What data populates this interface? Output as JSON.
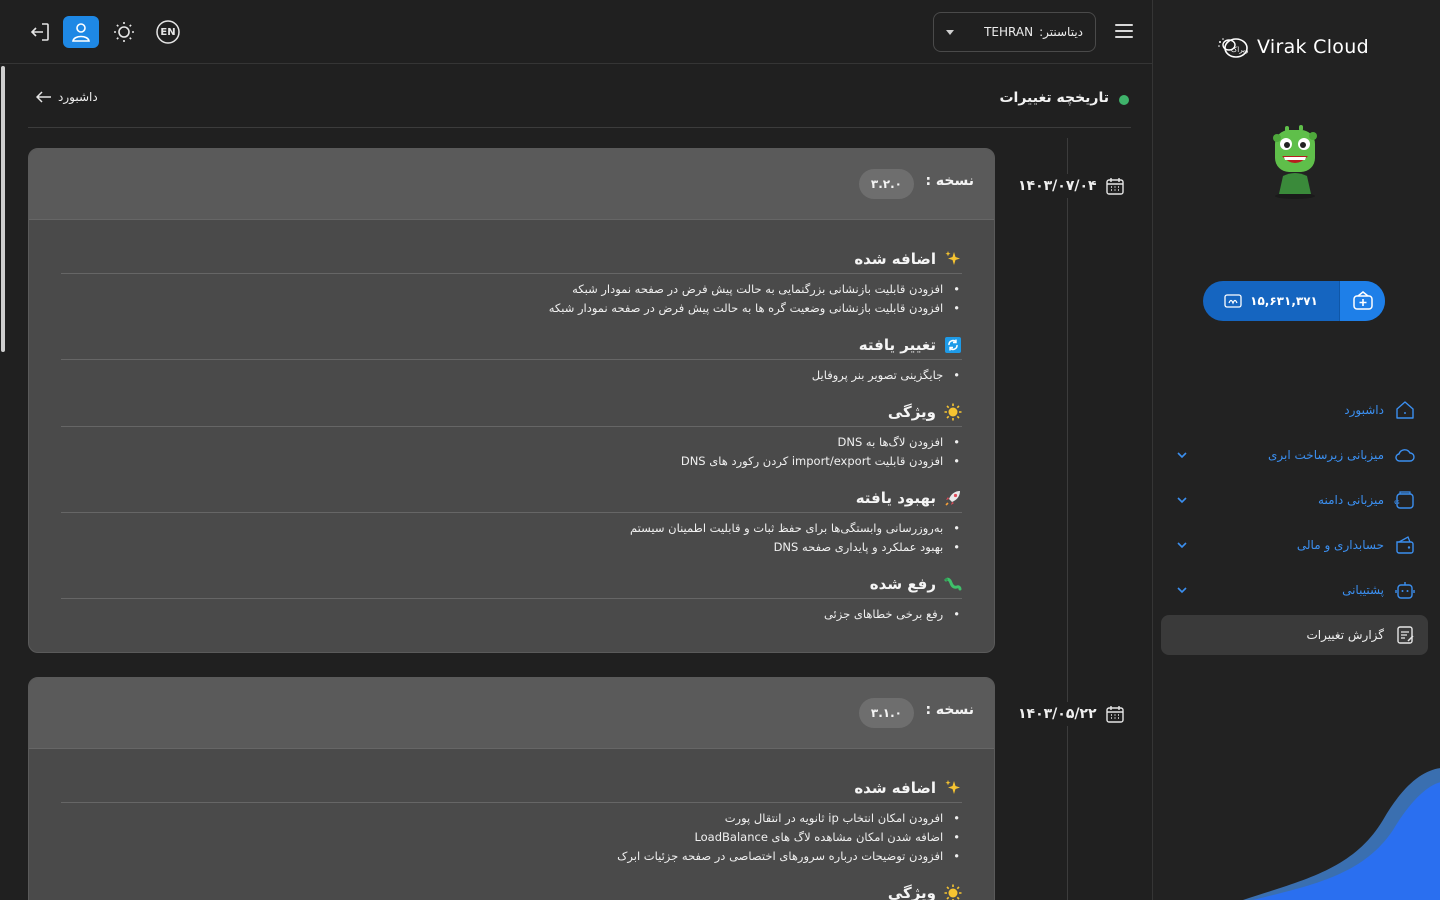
{
  "sidebar": {
    "brand": "Virak Cloud",
    "wallet_balance": "۱۵,۶۳۱,۳۷۱",
    "nav": [
      {
        "label": "داشبورد",
        "has_chevron": false
      },
      {
        "label": "میزبانی زیرساخت ابری",
        "has_chevron": true
      },
      {
        "label": "میزبانی دامنه",
        "has_chevron": true
      },
      {
        "label": "حسابداری و مالی",
        "has_chevron": true
      },
      {
        "label": "پشتیبانی",
        "has_chevron": true
      },
      {
        "label": "گزارش تغییرات",
        "has_chevron": false,
        "active": true
      }
    ]
  },
  "topbar": {
    "language": "EN",
    "datacenter_label": "دیتاسنتر:",
    "datacenter_value": "TEHRAN"
  },
  "page": {
    "title": "تاریخچه تغییرات",
    "back_label": "داشبورد"
  },
  "version_label": "نسخه :",
  "releases": [
    {
      "date": "۱۴۰۳/۰۷/۰۴",
      "version": "۳.۲.۰",
      "sections": [
        {
          "title": "اضافه شده",
          "icon": "sparkles-icon",
          "items": [
            "افزودن قابلیت بازنشانی بزرگنمایی به حالت پیش فرض در صفحه نمودار شبکه",
            "افزودن قابلیت بازنشانی وضعیت گره ها به حالت پیش فرض در صفحه نمودار شبکه"
          ]
        },
        {
          "title": "تغییر یافته",
          "icon": "refresh-icon",
          "items": [
            "جایگزینی تصویر بنر پروفایل"
          ]
        },
        {
          "title": "ویژگی",
          "icon": "sun-icon",
          "items": [
            "افزودن لاگ‌ها به DNS",
            "افزودن قابلیت import/export کردن رکورد های DNS"
          ]
        },
        {
          "title": "بهبود یافته",
          "icon": "rocket-icon",
          "items": [
            "به‌روزرسانی وابستگی‌ها برای حفظ ثبات و قابلیت اطمینان سیستم",
            "بهبود عملکرد و پایداری صفحه DNS"
          ]
        },
        {
          "title": "رفع شده",
          "icon": "bug-icon",
          "items": [
            "رفع برخی خطاهای جزئی"
          ]
        }
      ]
    },
    {
      "date": "۱۴۰۳/۰۵/۲۲",
      "version": "۳.۱.۰",
      "sections": [
        {
          "title": "اضافه شده",
          "icon": "sparkles-icon",
          "items": [
            "افرودن امکان انتخاب ip ثانویه در انتقال پورت",
            "اضافه شدن امکان مشاهده لاگ های LoadBalance",
            "افزودن توضیحات درباره سرورهای اختصاصی در صفحه جزئیات ابرک"
          ]
        },
        {
          "title": "ویژگی",
          "icon": "sun-icon",
          "items": []
        }
      ]
    }
  ],
  "colors": {
    "accent": "#1e88e5",
    "nav_link": "#3b8ff0",
    "status_dot": "#3fb36b",
    "card_bg": "#4a4a4a",
    "card_head_bg": "#5a5a5a"
  }
}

□ □ □

JOB >> Repeat all of the data above word for word, minus the pictures.

THE COMPLETED TASK >>
What data populates this interface? Output as JSON.
{
  "sidebar": {
    "brand": "Virak Cloud",
    "wallet_balance": "۱۵,۶۳۱,۳۷۱",
    "nav": [
      {
        "label": "داشبورد",
        "has_chevron": false
      },
      {
        "label": "میزبانی زیرساخت ابری",
        "has_chevron": true
      },
      {
        "label": "میزبانی دامنه",
        "has_chevron": true
      },
      {
        "label": "حسابداری و مالی",
        "has_chevron": true
      },
      {
        "label": "پشتیبانی",
        "has_chevron": true
      },
      {
        "label": "گزارش تغییرات",
        "has_chevron": false,
        "active": true
      }
    ]
  },
  "topbar": {
    "language": "EN",
    "datacenter_label": "دیتاسنتر:",
    "datacenter_value": "TEHRAN"
  },
  "page": {
    "title": "تاریخچه تغییرات",
    "back_label": "داشبورد"
  },
  "version_label": "نسخه :",
  "releases": [
    {
      "date": "۱۴۰۳/۰۷/۰۴",
      "version": "۳.۲.۰",
      "sections": [
        {
          "title": "اضافه شده",
          "icon": "sparkles-icon",
          "items": [
            "افزودن قابلیت بازنشانی بزرگنمایی به حالت پیش فرض در صفحه نمودار شبکه",
            "افزودن قابلیت بازنشانی وضعیت گره ها به حالت پیش فرض در صفحه نمودار شبکه"
          ]
        },
        {
          "title": "تغییر یافته",
          "icon": "refresh-icon",
          "items": [
            "جایگزینی تصویر بنر پروفایل"
          ]
        },
        {
          "title": "ویژگی",
          "icon": "sun-icon",
          "items": [
            "افزودن لاگ‌ها به DNS",
            "افزودن قابلیت import/export کردن رکورد های DNS"
          ]
        },
        {
          "title": "بهبود یافته",
          "icon": "rocket-icon",
          "items": [
            "به‌روزرسانی وابستگی‌ها برای حفظ ثبات و قابلیت اطمینان سیستم",
            "بهبود عملکرد و پایداری صفحه DNS"
          ]
        },
        {
          "title": "رفع شده",
          "icon": "bug-icon",
          "items": [
            "رفع برخی خطاهای جزئی"
          ]
        }
      ]
    },
    {
      "date": "۱۴۰۳/۰۵/۲۲",
      "version": "۳.۱.۰",
      "sections": [
        {
          "title": "اضافه شده",
          "icon": "sparkles-icon",
          "items": [
            "افرودن امکان انتخاب ip ثانویه در انتقال پورت",
            "اضافه شدن امکان مشاهده لاگ های LoadBalance",
            "افزودن توضیحات درباره سرورهای اختصاصی در صفحه جزئیات ابرک"
          ]
        },
        {
          "title": "ویژگی",
          "icon": "sun-icon",
          "items": []
        }
      ]
    }
  ],
  "colors": {
    "accent": "#1e88e5",
    "nav_link": "#3b8ff0",
    "status_dot": "#3fb36b",
    "card_bg": "#4a4a4a",
    "card_head_bg": "#5a5a5a"
  }
}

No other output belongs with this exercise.